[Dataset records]

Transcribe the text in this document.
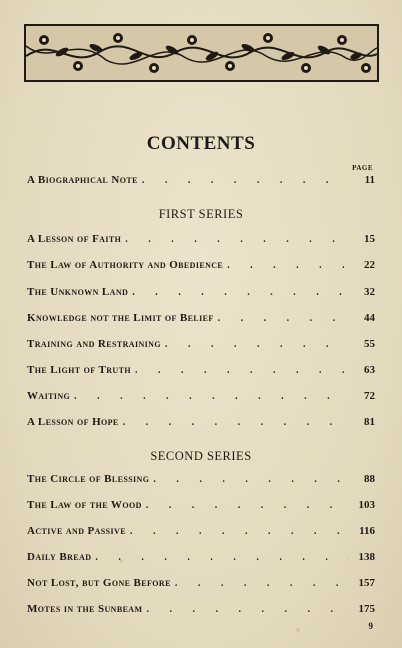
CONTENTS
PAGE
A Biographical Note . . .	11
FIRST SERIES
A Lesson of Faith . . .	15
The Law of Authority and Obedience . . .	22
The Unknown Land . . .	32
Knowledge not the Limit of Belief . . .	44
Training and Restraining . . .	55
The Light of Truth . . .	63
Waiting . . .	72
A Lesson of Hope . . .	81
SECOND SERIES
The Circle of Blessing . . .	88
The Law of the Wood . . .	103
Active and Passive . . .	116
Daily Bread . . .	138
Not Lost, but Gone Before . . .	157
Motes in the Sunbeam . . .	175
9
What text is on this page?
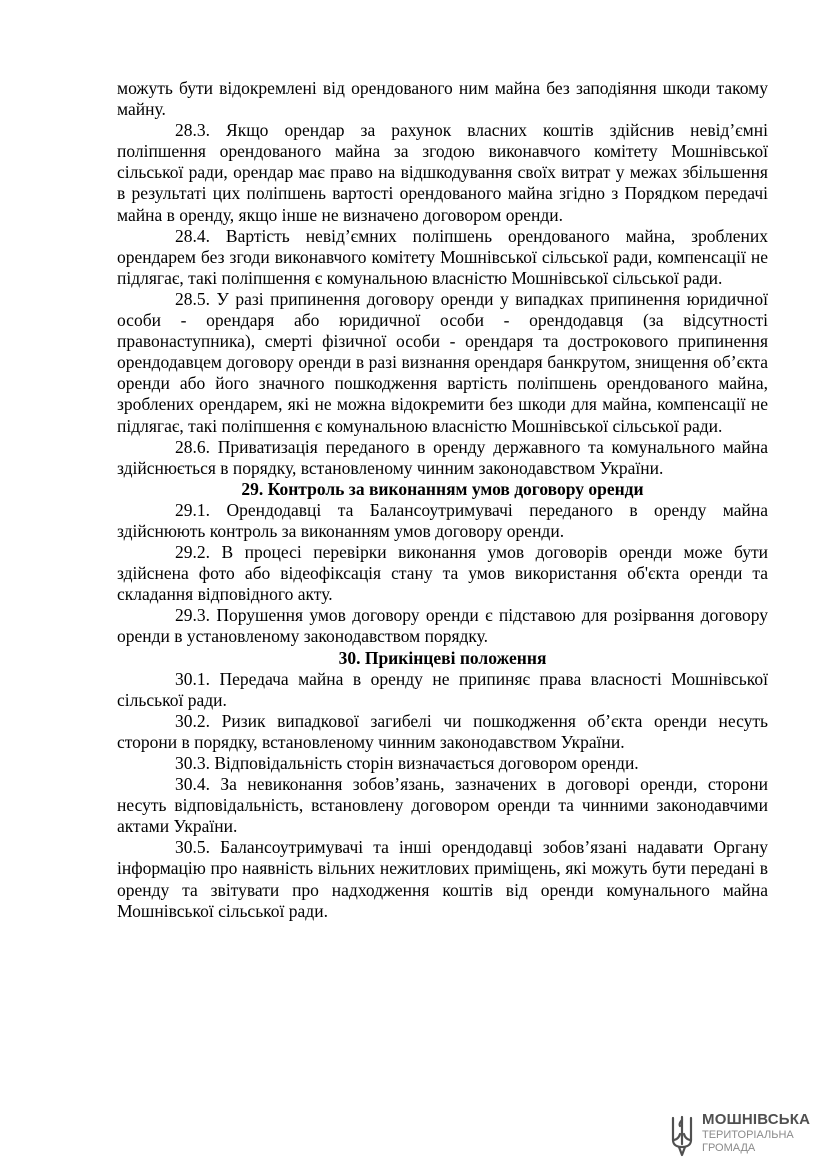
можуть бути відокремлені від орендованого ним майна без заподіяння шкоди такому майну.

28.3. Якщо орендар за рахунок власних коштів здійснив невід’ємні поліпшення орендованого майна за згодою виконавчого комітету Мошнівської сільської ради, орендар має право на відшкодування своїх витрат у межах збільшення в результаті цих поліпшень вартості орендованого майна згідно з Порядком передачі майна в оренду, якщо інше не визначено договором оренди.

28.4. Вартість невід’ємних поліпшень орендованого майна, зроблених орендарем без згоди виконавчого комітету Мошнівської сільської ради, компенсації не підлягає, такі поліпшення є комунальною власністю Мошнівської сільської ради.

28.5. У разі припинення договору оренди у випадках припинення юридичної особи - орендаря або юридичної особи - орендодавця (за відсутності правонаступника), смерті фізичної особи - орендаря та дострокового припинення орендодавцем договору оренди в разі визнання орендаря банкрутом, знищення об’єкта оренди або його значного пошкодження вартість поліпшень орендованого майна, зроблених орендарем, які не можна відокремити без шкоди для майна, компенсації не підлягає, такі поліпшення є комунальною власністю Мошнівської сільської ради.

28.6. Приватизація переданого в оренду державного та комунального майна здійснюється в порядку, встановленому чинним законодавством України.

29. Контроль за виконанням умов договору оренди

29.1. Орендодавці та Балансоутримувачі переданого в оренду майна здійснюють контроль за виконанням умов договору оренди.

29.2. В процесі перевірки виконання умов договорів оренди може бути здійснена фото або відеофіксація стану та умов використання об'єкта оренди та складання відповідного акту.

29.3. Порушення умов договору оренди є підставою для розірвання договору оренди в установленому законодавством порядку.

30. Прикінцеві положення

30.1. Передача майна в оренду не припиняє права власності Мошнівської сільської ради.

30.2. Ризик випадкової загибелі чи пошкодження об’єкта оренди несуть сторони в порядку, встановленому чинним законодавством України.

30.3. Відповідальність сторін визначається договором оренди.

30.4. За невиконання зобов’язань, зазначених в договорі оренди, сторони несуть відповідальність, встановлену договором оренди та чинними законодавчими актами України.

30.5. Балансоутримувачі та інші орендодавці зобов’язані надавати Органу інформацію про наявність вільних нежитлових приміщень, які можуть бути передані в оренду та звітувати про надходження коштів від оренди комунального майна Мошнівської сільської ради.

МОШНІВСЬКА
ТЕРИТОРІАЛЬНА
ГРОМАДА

...

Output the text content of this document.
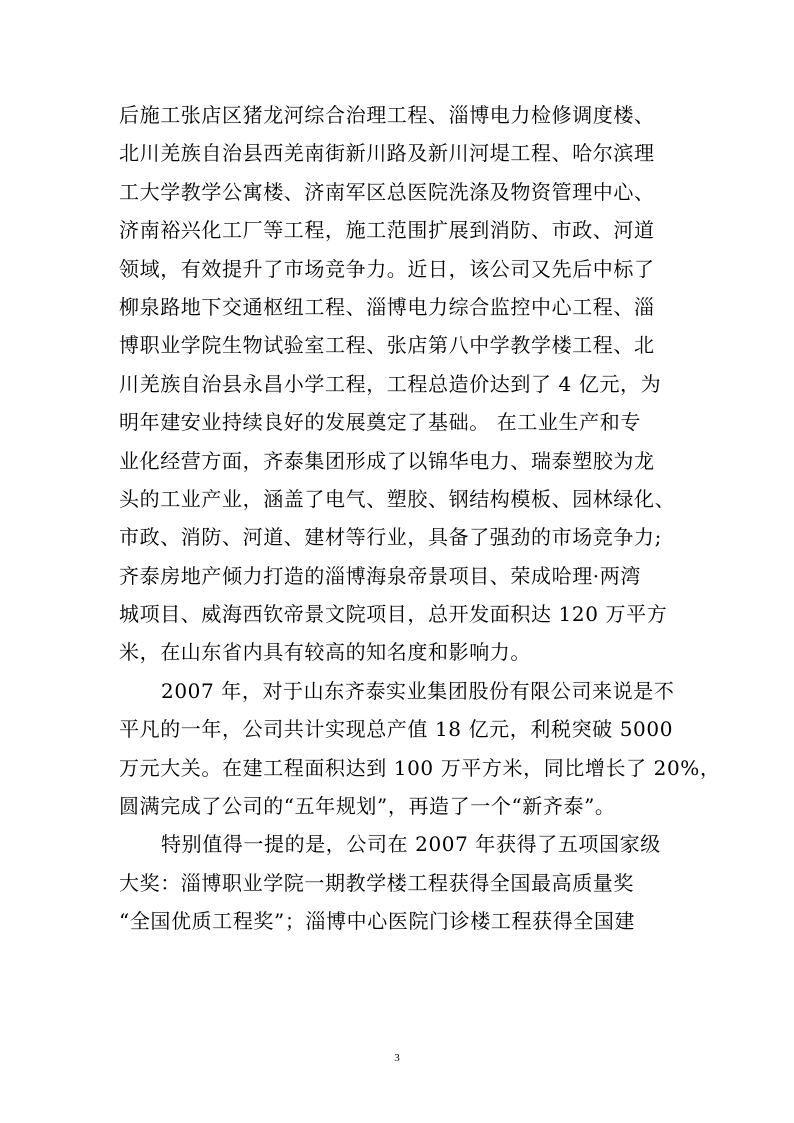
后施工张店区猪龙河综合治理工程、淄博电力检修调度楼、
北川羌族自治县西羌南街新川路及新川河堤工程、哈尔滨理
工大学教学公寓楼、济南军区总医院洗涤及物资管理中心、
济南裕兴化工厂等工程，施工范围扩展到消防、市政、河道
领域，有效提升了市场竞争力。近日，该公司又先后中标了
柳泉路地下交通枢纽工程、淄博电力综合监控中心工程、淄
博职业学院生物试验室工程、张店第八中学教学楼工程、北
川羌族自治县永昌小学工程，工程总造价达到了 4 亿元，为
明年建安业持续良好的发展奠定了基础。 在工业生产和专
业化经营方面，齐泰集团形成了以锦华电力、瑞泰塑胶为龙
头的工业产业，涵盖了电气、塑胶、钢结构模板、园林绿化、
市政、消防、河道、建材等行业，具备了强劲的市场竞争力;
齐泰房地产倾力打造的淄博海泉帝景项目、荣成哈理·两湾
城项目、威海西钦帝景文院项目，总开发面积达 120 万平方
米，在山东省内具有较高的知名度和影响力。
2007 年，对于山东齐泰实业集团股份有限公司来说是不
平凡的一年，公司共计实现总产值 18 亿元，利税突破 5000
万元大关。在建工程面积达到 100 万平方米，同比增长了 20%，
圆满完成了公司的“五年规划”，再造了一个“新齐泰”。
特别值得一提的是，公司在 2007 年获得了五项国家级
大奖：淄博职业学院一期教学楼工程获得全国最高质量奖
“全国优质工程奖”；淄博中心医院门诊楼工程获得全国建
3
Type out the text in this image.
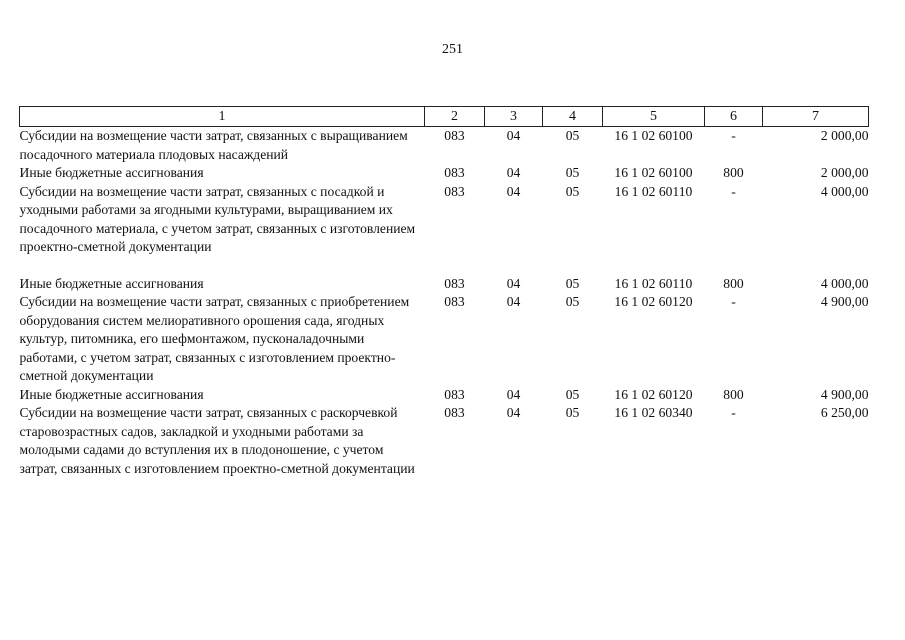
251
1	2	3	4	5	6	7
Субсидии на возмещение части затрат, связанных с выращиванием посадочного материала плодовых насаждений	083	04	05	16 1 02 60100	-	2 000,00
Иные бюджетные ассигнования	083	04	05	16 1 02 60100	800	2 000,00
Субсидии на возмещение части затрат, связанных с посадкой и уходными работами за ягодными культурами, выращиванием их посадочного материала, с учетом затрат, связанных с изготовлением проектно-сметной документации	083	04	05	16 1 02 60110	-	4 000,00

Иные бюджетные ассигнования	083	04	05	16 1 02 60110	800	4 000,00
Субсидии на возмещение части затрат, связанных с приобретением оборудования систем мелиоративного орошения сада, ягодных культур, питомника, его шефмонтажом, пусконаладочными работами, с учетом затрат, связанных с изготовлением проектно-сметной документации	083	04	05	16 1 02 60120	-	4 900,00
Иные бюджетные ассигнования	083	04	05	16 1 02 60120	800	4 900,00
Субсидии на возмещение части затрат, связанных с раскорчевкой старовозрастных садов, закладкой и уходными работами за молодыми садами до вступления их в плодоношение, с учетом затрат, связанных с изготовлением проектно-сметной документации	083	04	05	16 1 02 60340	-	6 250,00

§ **PROMPT**:
Copy every line of the listing that includes the string "документации".

§ **CORRECT RESULT**:
Субсидии на возмещение части затрат, связанных с посадкой и уходными работами за ягодными культурами, выращиванием их посадочного материала, с учетом затрат, связанных с изготовлением проектно-сметной документации	083	04	05	16 1 02 60110	-	4 000,00
Субсидии на возмещение части затрат, связанных с приобретением оборудования систем мелиоративного орошения сада, ягодных культур, питомника, его шефмонтажом, пусконаладочными работами, с учетом затрат, связанных с изготовлением проектно-сметной документации	083	04	05	16 1 02 60120	-	4 900,00
Субсидии на возмещение части затрат, связанных с раскорчевкой старовозрастных садов, закладкой и уходными работами за молодыми садами до вступления их в плодоношение, с учетом затрат, связанных с изготовлением проектно-сметной документации	083	04	05	16 1 02 60340	-	6 250,00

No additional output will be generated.